**What you should do:** Among the lines below, count those with "JSON". Give only the number.

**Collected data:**
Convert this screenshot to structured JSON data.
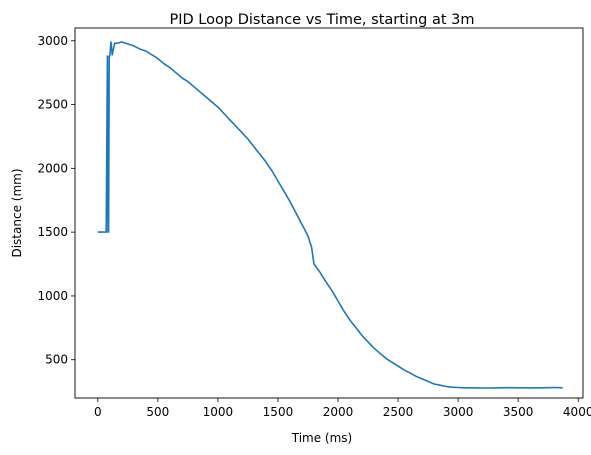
{
  "chart_data": {
    "type": "line",
    "title": "PID Loop Distance vs Time, starting at 3m",
    "xlabel": "Time (ms)",
    "ylabel": "Distance (mm)",
    "xlim": [
      -190,
      4040
    ],
    "ylim": [
      200,
      3100
    ],
    "xticks": [
      0,
      500,
      1000,
      1500,
      2000,
      2500,
      3000,
      3500,
      4000
    ],
    "yticks": [
      500,
      1000,
      1500,
      2000,
      2500,
      3000
    ],
    "grid": false,
    "legend": "none",
    "colors": {
      "line": "#1f77b4"
    },
    "series": [
      {
        "x": [
          0,
          20,
          40,
          60,
          65,
          70,
          80,
          85,
          90,
          95,
          100,
          110,
          120,
          140,
          160,
          200,
          250,
          300,
          350,
          400,
          450,
          500,
          550,
          600,
          650,
          700,
          750,
          800,
          850,
          900,
          950,
          1000,
          1050,
          1100,
          1150,
          1200,
          1250,
          1300,
          1350,
          1400,
          1450,
          1500,
          1550,
          1600,
          1650,
          1700,
          1750,
          1780,
          1800,
          1850,
          1900,
          1950,
          2000,
          2050,
          2100,
          2150,
          2200,
          2250,
          2300,
          2350,
          2400,
          2450,
          2500,
          2550,
          2600,
          2650,
          2700,
          2750,
          2800,
          2850,
          2900,
          2950,
          3000,
          3050,
          3100,
          3150,
          3200,
          3250,
          3300,
          3350,
          3400,
          3450,
          3500,
          3550,
          3600,
          3650,
          3700,
          3750,
          3800,
          3850,
          3870
        ],
        "y": [
          1500,
          1500,
          1500,
          1500,
          1500,
          1500,
          2880,
          1500,
          1500,
          2880,
          2880,
          2990,
          2890,
          2980,
          2980,
          2990,
          2975,
          2960,
          2935,
          2920,
          2890,
          2860,
          2820,
          2790,
          2750,
          2710,
          2680,
          2640,
          2600,
          2560,
          2520,
          2480,
          2430,
          2380,
          2330,
          2280,
          2230,
          2170,
          2110,
          2050,
          1980,
          1900,
          1820,
          1740,
          1650,
          1560,
          1470,
          1380,
          1250,
          1185,
          1110,
          1040,
          960,
          880,
          810,
          750,
          690,
          640,
          590,
          550,
          510,
          480,
          450,
          420,
          395,
          370,
          350,
          330,
          310,
          300,
          290,
          285,
          282,
          280,
          280,
          279,
          278,
          278,
          279,
          280,
          281,
          281,
          280,
          280,
          279,
          280,
          280,
          281,
          282,
          281,
          280
        ]
      }
    ]
  }
}
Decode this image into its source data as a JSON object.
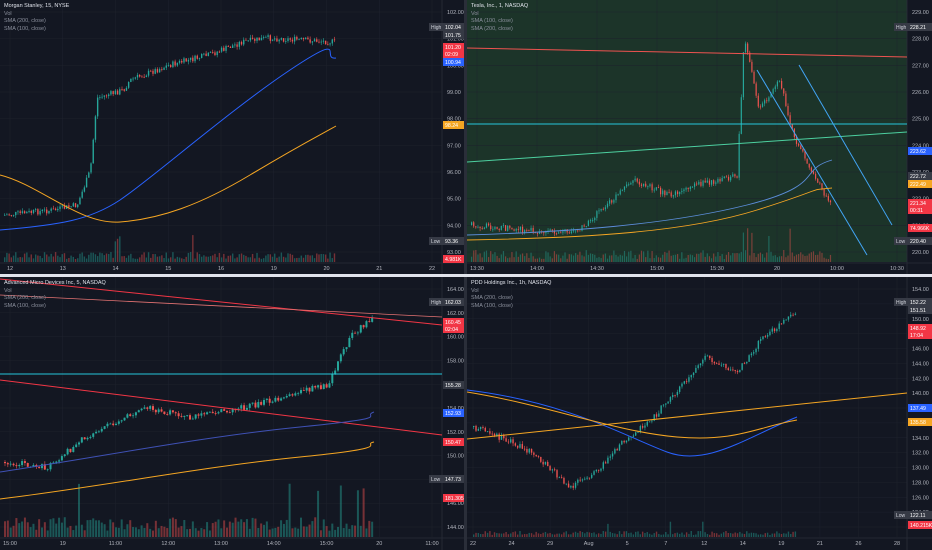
{
  "panes": [
    {
      "id": "ms",
      "title": "Morgan Stanley, 15, NYSE",
      "indicators": [
        "Vol",
        "SMA (200, close)",
        "SMA (100, close)"
      ],
      "price_axis": [
        "102.00",
        "101.00",
        "100.00",
        "99.00",
        "98.00",
        "97.00",
        "96.00",
        "95.00",
        "94.00",
        "93.00"
      ],
      "time_axis": [
        "12",
        "13",
        "14",
        "15",
        "16",
        "19",
        "20",
        "21",
        "22"
      ],
      "badges": [
        {
          "label": "High",
          "value": "102.04",
          "color": "#363a45"
        },
        {
          "label": "",
          "value": "101.75",
          "color": "#363a45"
        },
        {
          "label": "",
          "value": "101.20",
          "color": "#f23645"
        },
        {
          "label": "",
          "value": "02:09",
          "color": "#f23645"
        },
        {
          "label": "",
          "value": "100.94",
          "color": "#2962ff"
        },
        {
          "label": "",
          "value": "98.24",
          "color": "#f5a623"
        },
        {
          "label": "Low",
          "value": "93.36",
          "color": "#363a45"
        },
        {
          "label": "",
          "value": "4.981K",
          "color": "#f23645"
        }
      ]
    },
    {
      "id": "tsla",
      "title": "Tesla, Inc., 1, NASDAQ",
      "indicators": [
        "Vol",
        "SMA (100, close)",
        "SMA (200, close)"
      ],
      "price_axis": [
        "229.00",
        "228.00",
        "227.00",
        "226.00",
        "225.00",
        "224.00",
        "223.00",
        "222.00",
        "221.00",
        "220.00"
      ],
      "time_axis": [
        "13:30",
        "14:00",
        "14:30",
        "15:00",
        "15:30",
        "20",
        "10:00",
        "10:30"
      ],
      "badges": [
        {
          "label": "High",
          "value": "228.21",
          "color": "#363a45"
        },
        {
          "label": "",
          "value": "223.62",
          "color": "#2962ff"
        },
        {
          "label": "",
          "value": "222.72",
          "color": "#363a45"
        },
        {
          "label": "",
          "value": "222.49",
          "color": "#f5a623"
        },
        {
          "label": "",
          "value": "221.34",
          "color": "#f23645"
        },
        {
          "label": "",
          "value": "00:31",
          "color": "#f23645"
        },
        {
          "label": "",
          "value": "74.966K",
          "color": "#f23645"
        },
        {
          "label": "Low",
          "value": "220.40",
          "color": "#363a45"
        }
      ]
    },
    {
      "id": "amd",
      "title": "Advanced Micro Devices Inc, 5, NASDAQ",
      "indicators": [
        "Vol",
        "SMA (200, close)",
        "SMA (100, close)"
      ],
      "price_axis": [
        "164.00",
        "162.00",
        "160.00",
        "158.00",
        "156.00",
        "154.00",
        "152.00",
        "150.00",
        "148.00",
        "146.00",
        "144.00"
      ],
      "time_axis": [
        "15:00",
        "19",
        "11:00",
        "12:00",
        "13:00",
        "14:00",
        "15:00",
        "20",
        "11:00"
      ],
      "badges": [
        {
          "label": "High",
          "value": "162.03",
          "color": "#363a45"
        },
        {
          "label": "",
          "value": "160.45",
          "color": "#f23645"
        },
        {
          "label": "",
          "value": "02:04",
          "color": "#f23645"
        },
        {
          "label": "",
          "value": "155.28",
          "color": "#363a45"
        },
        {
          "label": "",
          "value": "152.93",
          "color": "#2962ff"
        },
        {
          "label": "",
          "value": "150.47",
          "color": "#f23645"
        },
        {
          "label": "Low",
          "value": "147.73",
          "color": "#363a45"
        },
        {
          "label": "",
          "value": "181.305K",
          "color": "#f23645"
        }
      ]
    },
    {
      "id": "pdd",
      "title": "PDD Holdings Inc., 1h, NASDAQ",
      "indicators": [
        "Vol",
        "SMA (200, close)",
        "SMA (100, close)"
      ],
      "price_axis": [
        "154.00",
        "152.00",
        "150.00",
        "148.00",
        "146.00",
        "144.00",
        "142.00",
        "140.00",
        "138.00",
        "136.00",
        "134.00",
        "132.00",
        "130.00",
        "128.00",
        "126.00",
        "124.00",
        "122.00"
      ],
      "time_axis": [
        "22",
        "24",
        "29",
        "Aug",
        "5",
        "7",
        "12",
        "14",
        "19",
        "21",
        "26",
        "28"
      ],
      "badges": [
        {
          "label": "High",
          "value": "152.22",
          "color": "#363a45"
        },
        {
          "label": "",
          "value": "151.51",
          "color": "#363a45"
        },
        {
          "label": "",
          "value": "148.92",
          "color": "#f23645"
        },
        {
          "label": "",
          "value": "17:04",
          "color": "#f23645"
        },
        {
          "label": "",
          "value": "137.49",
          "color": "#2962ff"
        },
        {
          "label": "",
          "value": "135.58",
          "color": "#f5a623"
        },
        {
          "label": "Low",
          "value": "122.11",
          "color": "#363a45"
        },
        {
          "label": "",
          "value": "140.215K",
          "color": "#f23645"
        }
      ]
    }
  ],
  "colors": {
    "up": "#26a69a",
    "down": "#ef5350",
    "sma_blue": "#2962ff",
    "sma_orange": "#f5a623",
    "bg": "#131722",
    "grid": "#1e222d"
  }
}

**Correct response:** 2